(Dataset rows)
——
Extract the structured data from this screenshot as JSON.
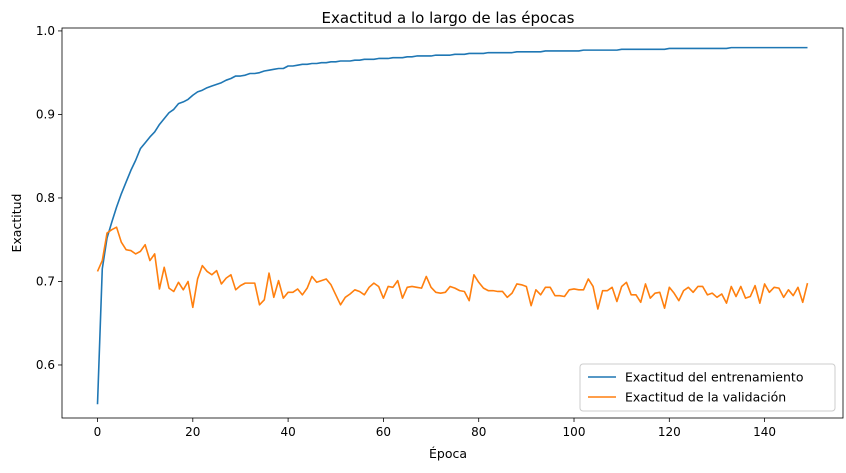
{
  "chart_data": {
    "type": "line",
    "title": "Exactitud a lo largo de las épocas",
    "xlabel": "Época",
    "ylabel": "Exactitud",
    "xlim": [
      -7.45,
      156.45
    ],
    "ylim": [
      0.5365,
      1.0035
    ],
    "xticks": [
      0,
      20,
      40,
      60,
      80,
      100,
      120,
      140
    ],
    "xtick_labels": [
      "0",
      "20",
      "40",
      "60",
      "80",
      "100",
      "120",
      "140"
    ],
    "yticks": [
      0.6,
      0.7,
      0.8,
      0.9,
      1.0
    ],
    "ytick_labels": [
      "0.6",
      "0.7",
      "0.8",
      "0.9",
      "1.0"
    ],
    "grid": false,
    "legend_position": "lower-right",
    "series": [
      {
        "name": "Exactitud del entrenamiento",
        "color": "#1f77b4",
        "values": [
          0.553,
          0.715,
          0.752,
          0.771,
          0.789,
          0.805,
          0.819,
          0.833,
          0.845,
          0.859,
          0.866,
          0.873,
          0.879,
          0.888,
          0.895,
          0.902,
          0.906,
          0.913,
          0.915,
          0.918,
          0.923,
          0.927,
          0.929,
          0.932,
          0.934,
          0.936,
          0.938,
          0.941,
          0.943,
          0.946,
          0.946,
          0.947,
          0.949,
          0.949,
          0.95,
          0.952,
          0.953,
          0.954,
          0.955,
          0.955,
          0.958,
          0.958,
          0.959,
          0.96,
          0.96,
          0.961,
          0.961,
          0.962,
          0.962,
          0.963,
          0.963,
          0.964,
          0.964,
          0.964,
          0.965,
          0.965,
          0.966,
          0.966,
          0.966,
          0.967,
          0.967,
          0.967,
          0.968,
          0.968,
          0.968,
          0.969,
          0.969,
          0.97,
          0.97,
          0.97,
          0.97,
          0.971,
          0.971,
          0.971,
          0.971,
          0.972,
          0.972,
          0.972,
          0.973,
          0.973,
          0.973,
          0.973,
          0.974,
          0.974,
          0.974,
          0.974,
          0.974,
          0.974,
          0.975,
          0.975,
          0.975,
          0.975,
          0.975,
          0.975,
          0.976,
          0.976,
          0.976,
          0.976,
          0.976,
          0.976,
          0.976,
          0.976,
          0.977,
          0.977,
          0.977,
          0.977,
          0.977,
          0.977,
          0.977,
          0.977,
          0.978,
          0.978,
          0.978,
          0.978,
          0.978,
          0.978,
          0.978,
          0.978,
          0.978,
          0.978,
          0.979,
          0.979,
          0.979,
          0.979,
          0.979,
          0.979,
          0.979,
          0.979,
          0.979,
          0.979,
          0.979,
          0.979,
          0.979,
          0.98,
          0.98,
          0.98,
          0.98,
          0.98,
          0.98,
          0.98,
          0.98,
          0.98,
          0.98,
          0.98,
          0.98,
          0.98,
          0.98,
          0.98,
          0.98,
          0.98
        ]
      },
      {
        "name": "Exactitud de la validación",
        "color": "#ff7f0e",
        "values": [
          0.712,
          0.725,
          0.758,
          0.762,
          0.765,
          0.747,
          0.738,
          0.737,
          0.733,
          0.736,
          0.744,
          0.725,
          0.733,
          0.691,
          0.717,
          0.692,
          0.688,
          0.699,
          0.69,
          0.7,
          0.669,
          0.703,
          0.719,
          0.712,
          0.708,
          0.713,
          0.697,
          0.704,
          0.708,
          0.69,
          0.695,
          0.698,
          0.698,
          0.698,
          0.672,
          0.678,
          0.71,
          0.681,
          0.701,
          0.68,
          0.687,
          0.687,
          0.691,
          0.684,
          0.692,
          0.706,
          0.699,
          0.701,
          0.703,
          0.696,
          0.684,
          0.672,
          0.681,
          0.685,
          0.69,
          0.688,
          0.684,
          0.693,
          0.698,
          0.694,
          0.68,
          0.694,
          0.693,
          0.701,
          0.68,
          0.693,
          0.694,
          0.693,
          0.692,
          0.706,
          0.693,
          0.687,
          0.686,
          0.687,
          0.694,
          0.692,
          0.689,
          0.688,
          0.677,
          0.708,
          0.699,
          0.692,
          0.689,
          0.689,
          0.688,
          0.688,
          0.681,
          0.686,
          0.697,
          0.696,
          0.694,
          0.671,
          0.69,
          0.684,
          0.693,
          0.693,
          0.683,
          0.683,
          0.682,
          0.69,
          0.691,
          0.69,
          0.69,
          0.703,
          0.694,
          0.667,
          0.689,
          0.689,
          0.693,
          0.676,
          0.694,
          0.699,
          0.684,
          0.684,
          0.675,
          0.697,
          0.68,
          0.686,
          0.687,
          0.668,
          0.693,
          0.686,
          0.677,
          0.689,
          0.693,
          0.687,
          0.694,
          0.694,
          0.684,
          0.686,
          0.681,
          0.685,
          0.674,
          0.694,
          0.682,
          0.694,
          0.68,
          0.682,
          0.695,
          0.674,
          0.697,
          0.687,
          0.693,
          0.692,
          0.681,
          0.69,
          0.683,
          0.693,
          0.675,
          0.698
        ]
      }
    ]
  }
}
——
- [GIVEN TASK]:
Retype the whole listing, keeping every line identical and omitting all pictures.

- [RESULT FOR THIS EXERCISE]:
Extract the structured data from this screenshot as JSON.
{
  "chart_data": {
    "type": "line",
    "title": "Exactitud a lo largo de las épocas",
    "xlabel": "Época",
    "ylabel": "Exactitud",
    "xlim": [
      -7.45,
      156.45
    ],
    "ylim": [
      0.5365,
      1.0035
    ],
    "xticks": [
      0,
      20,
      40,
      60,
      80,
      100,
      120,
      140
    ],
    "xtick_labels": [
      "0",
      "20",
      "40",
      "60",
      "80",
      "100",
      "120",
      "140"
    ],
    "yticks": [
      0.6,
      0.7,
      0.8,
      0.9,
      1.0
    ],
    "ytick_labels": [
      "0.6",
      "0.7",
      "0.8",
      "0.9",
      "1.0"
    ],
    "grid": false,
    "legend_position": "lower-right",
    "series": [
      {
        "name": "Exactitud del entrenamiento",
        "color": "#1f77b4",
        "values": [
          0.553,
          0.715,
          0.752,
          0.771,
          0.789,
          0.805,
          0.819,
          0.833,
          0.845,
          0.859,
          0.866,
          0.873,
          0.879,
          0.888,
          0.895,
          0.902,
          0.906,
          0.913,
          0.915,
          0.918,
          0.923,
          0.927,
          0.929,
          0.932,
          0.934,
          0.936,
          0.938,
          0.941,
          0.943,
          0.946,
          0.946,
          0.947,
          0.949,
          0.949,
          0.95,
          0.952,
          0.953,
          0.954,
          0.955,
          0.955,
          0.958,
          0.958,
          0.959,
          0.96,
          0.96,
          0.961,
          0.961,
          0.962,
          0.962,
          0.963,
          0.963,
          0.964,
          0.964,
          0.964,
          0.965,
          0.965,
          0.966,
          0.966,
          0.966,
          0.967,
          0.967,
          0.967,
          0.968,
          0.968,
          0.968,
          0.969,
          0.969,
          0.97,
          0.97,
          0.97,
          0.97,
          0.971,
          0.971,
          0.971,
          0.971,
          0.972,
          0.972,
          0.972,
          0.973,
          0.973,
          0.973,
          0.973,
          0.974,
          0.974,
          0.974,
          0.974,
          0.974,
          0.974,
          0.975,
          0.975,
          0.975,
          0.975,
          0.975,
          0.975,
          0.976,
          0.976,
          0.976,
          0.976,
          0.976,
          0.976,
          0.976,
          0.976,
          0.977,
          0.977,
          0.977,
          0.977,
          0.977,
          0.977,
          0.977,
          0.977,
          0.978,
          0.978,
          0.978,
          0.978,
          0.978,
          0.978,
          0.978,
          0.978,
          0.978,
          0.978,
          0.979,
          0.979,
          0.979,
          0.979,
          0.979,
          0.979,
          0.979,
          0.979,
          0.979,
          0.979,
          0.979,
          0.979,
          0.979,
          0.98,
          0.98,
          0.98,
          0.98,
          0.98,
          0.98,
          0.98,
          0.98,
          0.98,
          0.98,
          0.98,
          0.98,
          0.98,
          0.98,
          0.98,
          0.98,
          0.98
        ]
      },
      {
        "name": "Exactitud de la validación",
        "color": "#ff7f0e",
        "values": [
          0.712,
          0.725,
          0.758,
          0.762,
          0.765,
          0.747,
          0.738,
          0.737,
          0.733,
          0.736,
          0.744,
          0.725,
          0.733,
          0.691,
          0.717,
          0.692,
          0.688,
          0.699,
          0.69,
          0.7,
          0.669,
          0.703,
          0.719,
          0.712,
          0.708,
          0.713,
          0.697,
          0.704,
          0.708,
          0.69,
          0.695,
          0.698,
          0.698,
          0.698,
          0.672,
          0.678,
          0.71,
          0.681,
          0.701,
          0.68,
          0.687,
          0.687,
          0.691,
          0.684,
          0.692,
          0.706,
          0.699,
          0.701,
          0.703,
          0.696,
          0.684,
          0.672,
          0.681,
          0.685,
          0.69,
          0.688,
          0.684,
          0.693,
          0.698,
          0.694,
          0.68,
          0.694,
          0.693,
          0.701,
          0.68,
          0.693,
          0.694,
          0.693,
          0.692,
          0.706,
          0.693,
          0.687,
          0.686,
          0.687,
          0.694,
          0.692,
          0.689,
          0.688,
          0.677,
          0.708,
          0.699,
          0.692,
          0.689,
          0.689,
          0.688,
          0.688,
          0.681,
          0.686,
          0.697,
          0.696,
          0.694,
          0.671,
          0.69,
          0.684,
          0.693,
          0.693,
          0.683,
          0.683,
          0.682,
          0.69,
          0.691,
          0.69,
          0.69,
          0.703,
          0.694,
          0.667,
          0.689,
          0.689,
          0.693,
          0.676,
          0.694,
          0.699,
          0.684,
          0.684,
          0.675,
          0.697,
          0.68,
          0.686,
          0.687,
          0.668,
          0.693,
          0.686,
          0.677,
          0.689,
          0.693,
          0.687,
          0.694,
          0.694,
          0.684,
          0.686,
          0.681,
          0.685,
          0.674,
          0.694,
          0.682,
          0.694,
          0.68,
          0.682,
          0.695,
          0.674,
          0.697,
          0.687,
          0.693,
          0.692,
          0.681,
          0.69,
          0.683,
          0.693,
          0.675,
          0.698
        ]
      }
    ]
  }
}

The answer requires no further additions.